▸ **Given task**: Print all the records exactly, please.

▸ **Collection entries**:
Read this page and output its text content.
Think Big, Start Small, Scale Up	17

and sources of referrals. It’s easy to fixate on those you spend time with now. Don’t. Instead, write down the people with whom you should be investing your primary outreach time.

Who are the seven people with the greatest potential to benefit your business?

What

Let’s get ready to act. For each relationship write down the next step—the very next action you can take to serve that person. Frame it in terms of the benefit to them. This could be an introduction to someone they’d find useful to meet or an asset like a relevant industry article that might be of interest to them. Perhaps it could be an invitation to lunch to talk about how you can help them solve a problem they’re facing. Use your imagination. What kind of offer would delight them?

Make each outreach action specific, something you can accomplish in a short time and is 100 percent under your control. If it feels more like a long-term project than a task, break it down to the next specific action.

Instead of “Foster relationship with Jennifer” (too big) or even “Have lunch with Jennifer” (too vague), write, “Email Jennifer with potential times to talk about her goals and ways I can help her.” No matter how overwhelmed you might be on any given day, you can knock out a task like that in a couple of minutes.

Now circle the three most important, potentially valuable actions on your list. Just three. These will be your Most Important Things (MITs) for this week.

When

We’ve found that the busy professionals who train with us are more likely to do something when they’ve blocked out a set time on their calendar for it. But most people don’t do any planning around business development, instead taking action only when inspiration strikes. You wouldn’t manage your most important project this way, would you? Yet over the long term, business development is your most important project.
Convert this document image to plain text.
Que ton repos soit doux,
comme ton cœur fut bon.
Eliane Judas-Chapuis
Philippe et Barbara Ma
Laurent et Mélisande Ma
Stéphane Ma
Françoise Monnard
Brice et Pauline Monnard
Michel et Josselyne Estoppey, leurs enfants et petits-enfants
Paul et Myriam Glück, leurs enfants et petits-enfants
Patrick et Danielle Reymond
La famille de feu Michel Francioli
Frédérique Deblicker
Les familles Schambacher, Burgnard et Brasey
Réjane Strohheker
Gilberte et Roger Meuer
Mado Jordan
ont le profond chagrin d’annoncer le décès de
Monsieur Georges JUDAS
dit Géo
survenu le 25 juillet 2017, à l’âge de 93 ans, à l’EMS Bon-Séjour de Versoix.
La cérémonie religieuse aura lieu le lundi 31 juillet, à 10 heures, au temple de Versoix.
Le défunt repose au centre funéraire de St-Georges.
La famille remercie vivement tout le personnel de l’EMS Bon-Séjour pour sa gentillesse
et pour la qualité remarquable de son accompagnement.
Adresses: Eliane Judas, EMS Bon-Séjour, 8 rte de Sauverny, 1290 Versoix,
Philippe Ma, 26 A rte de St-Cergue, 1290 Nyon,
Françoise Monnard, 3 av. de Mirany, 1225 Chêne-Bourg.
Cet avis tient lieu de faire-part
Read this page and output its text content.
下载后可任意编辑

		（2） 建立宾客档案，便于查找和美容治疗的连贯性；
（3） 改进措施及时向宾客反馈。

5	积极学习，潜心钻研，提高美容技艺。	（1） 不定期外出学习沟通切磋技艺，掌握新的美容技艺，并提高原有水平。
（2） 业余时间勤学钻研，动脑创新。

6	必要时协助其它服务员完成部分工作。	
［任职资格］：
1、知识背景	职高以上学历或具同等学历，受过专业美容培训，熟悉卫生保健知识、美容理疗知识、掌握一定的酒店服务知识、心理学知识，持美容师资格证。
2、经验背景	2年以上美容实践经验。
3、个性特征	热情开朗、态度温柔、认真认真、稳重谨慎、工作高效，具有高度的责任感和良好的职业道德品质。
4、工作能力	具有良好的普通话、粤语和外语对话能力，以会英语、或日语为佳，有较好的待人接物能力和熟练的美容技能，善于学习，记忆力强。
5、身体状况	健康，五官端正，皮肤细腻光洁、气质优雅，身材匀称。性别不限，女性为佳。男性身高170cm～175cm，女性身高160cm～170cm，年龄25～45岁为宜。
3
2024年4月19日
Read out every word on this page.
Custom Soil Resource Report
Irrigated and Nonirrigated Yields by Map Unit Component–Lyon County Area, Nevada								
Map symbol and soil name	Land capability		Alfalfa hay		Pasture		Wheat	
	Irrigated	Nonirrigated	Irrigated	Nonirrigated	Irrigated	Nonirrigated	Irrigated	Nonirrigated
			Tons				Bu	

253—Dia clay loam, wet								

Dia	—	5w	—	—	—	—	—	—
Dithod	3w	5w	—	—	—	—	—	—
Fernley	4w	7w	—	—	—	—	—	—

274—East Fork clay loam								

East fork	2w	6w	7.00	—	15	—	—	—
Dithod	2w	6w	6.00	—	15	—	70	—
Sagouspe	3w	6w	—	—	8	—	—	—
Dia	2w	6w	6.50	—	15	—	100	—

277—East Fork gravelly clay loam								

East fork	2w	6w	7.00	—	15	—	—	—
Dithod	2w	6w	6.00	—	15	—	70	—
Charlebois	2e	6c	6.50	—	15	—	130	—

▸ **Task answer**:
Read this page and output its text content.
Think Big, Start Small, Scale Up	17

and sources of referrals. It’s easy to fixate on those you spend time with now. Don’t. Instead, write down the people with whom you should be investing your primary outreach time.

Who are the seven people with the greatest potential to benefit your business?

What

Let’s get ready to act. For each relationship write down the next step—the very next action you can take to serve that person. Frame it in terms of the benefit to them. This could be an introduction to someone they’d find useful to meet or an asset like a relevant industry article that might be of interest to them. Perhaps it could be an invitation to lunch to talk about how you can help them solve a problem they’re facing. Use your imagination. What kind of offer would delight them?

Make each outreach action specific, something you can accomplish in a short time and is 100 percent under your control. If it feels more like a long-term project than a task, break it down to the next specific action.

Instead of “Foster relationship with Jennifer” (too big) or even “Have lunch with Jennifer” (too vague), write, “Email Jennifer with potential times to talk about her goals and ways I can help her.” No matter how overwhelmed you might be on any given day, you can knock out a task like that in a couple of minutes.

Now circle the three most important, potentially valuable actions on your list. Just three. These will be your Most Important Things (MITs) for this week.

When

We’ve found that the busy professionals who train with us are more likely to do something when they’ve blocked out a set time on their calendar for it. But most people don’t do any planning around business development, instead taking action only when inspiration strikes. You wouldn’t manage your most important project this way, would you? Yet over the long term, business development is your most important project.
Convert this document image to plain text.
Que ton repos soit doux,
comme ton cœur fut bon.
Eliane Judas-Chapuis
Philippe et Barbara Ma
Laurent et Mélisande Ma
Stéphane Ma
Françoise Monnard
Brice et Pauline Monnard
Michel et Josselyne Estoppey, leurs enfants et petits-enfants
Paul et Myriam Glück, leurs enfants et petits-enfants
Patrick et Danielle Reymond
La famille de feu Michel Francioli
Frédérique Deblicker
Les familles Schambacher, Burgnard et Brasey
Réjane Strohheker
Gilberte et Roger Meuer
Mado Jordan
ont le profond chagrin d’annoncer le décès de
Monsieur Georges JUDAS
dit Géo
survenu le 25 juillet 2017, à l’âge de 93 ans, à l’EMS Bon-Séjour de Versoix.
La cérémonie religieuse aura lieu le lundi 31 juillet, à 10 heures, au temple de Versoix.
Le défunt repose au centre funéraire de St-Georges.
La famille remercie vivement tout le personnel de l’EMS Bon-Séjour pour sa gentillesse
et pour la qualité remarquable de son accompagnement.
Adresses: Eliane Judas, EMS Bon-Séjour, 8 rte de Sauverny, 1290 Versoix,
Philippe Ma, 26 A rte de St-Cergue, 1290 Nyon,
Françoise Monnard, 3 av. de Mirany, 1225 Chêne-Bourg.
Cet avis tient lieu de faire-part
Read this page and output its text content.
下载后可任意编辑

		（2） 建立宾客档案，便于查找和美容治疗的连贯性；
（3） 改进措施及时向宾客反馈。

5	积极学习，潜心钻研，提高美容技艺。	（1） 不定期外出学习沟通切磋技艺，掌握新的美容技艺，并提高原有水平。
（2） 业余时间勤学钻研，动脑创新。

6	必要时协助其它服务员完成部分工作。	
［任职资格］：
1、知识背景	职高以上学历或具同等学历，受过专业美容培训，熟悉卫生保健知识、美容理疗知识、掌握一定的酒店服务知识、心理学知识，持美容师资格证。
2、经验背景	2年以上美容实践经验。
3、个性特征	热情开朗、态度温柔、认真认真、稳重谨慎、工作高效，具有高度的责任感和良好的职业道德品质。
4、工作能力	具有良好的普通话、粤语和外语对话能力，以会英语、或日语为佳，有较好的待人接物能力和熟练的美容技能，善于学习，记忆力强。
5、身体状况	健康，五官端正，皮肤细腻光洁、气质优雅，身材匀称。性别不限，女性为佳。男性身高170cm～175cm，女性身高160cm～170cm，年龄25～45岁为宜。
3
2024年4月19日
Read out every word on this page.
Custom Soil Resource Report
Irrigated and Nonirrigated Yields by Map Unit Component–Lyon County Area, Nevada								
Map symbol and soil name	Land capability		Alfalfa hay		Pasture		Wheat	
	Irrigated	Nonirrigated	Irrigated	Nonirrigated	Irrigated	Nonirrigated	Irrigated	Nonirrigated
			Tons				Bu	

253—Dia clay loam, wet								

Dia	—	5w	—	—	—	—	—	—
Dithod	3w	5w	—	—	—	—	—	—
Fernley	4w	7w	—	—	—	—	—	—

274—East Fork clay loam								

East fork	2w	6w	7.00	—	15	—	—	—
Dithod	2w	6w	6.00	—	15	—	70	—
Sagouspe	3w	6w	—	—	8	—	—	—
Dia	2w	6w	6.50	—	15	—	100	—

277—East Fork gravelly clay loam								

East fork	2w	6w	7.00	—	15	—	—	—
Dithod	2w	6w	6.00	—	15	—	70	—
Charlebois	2e	6c	6.50	—	15	—	130	—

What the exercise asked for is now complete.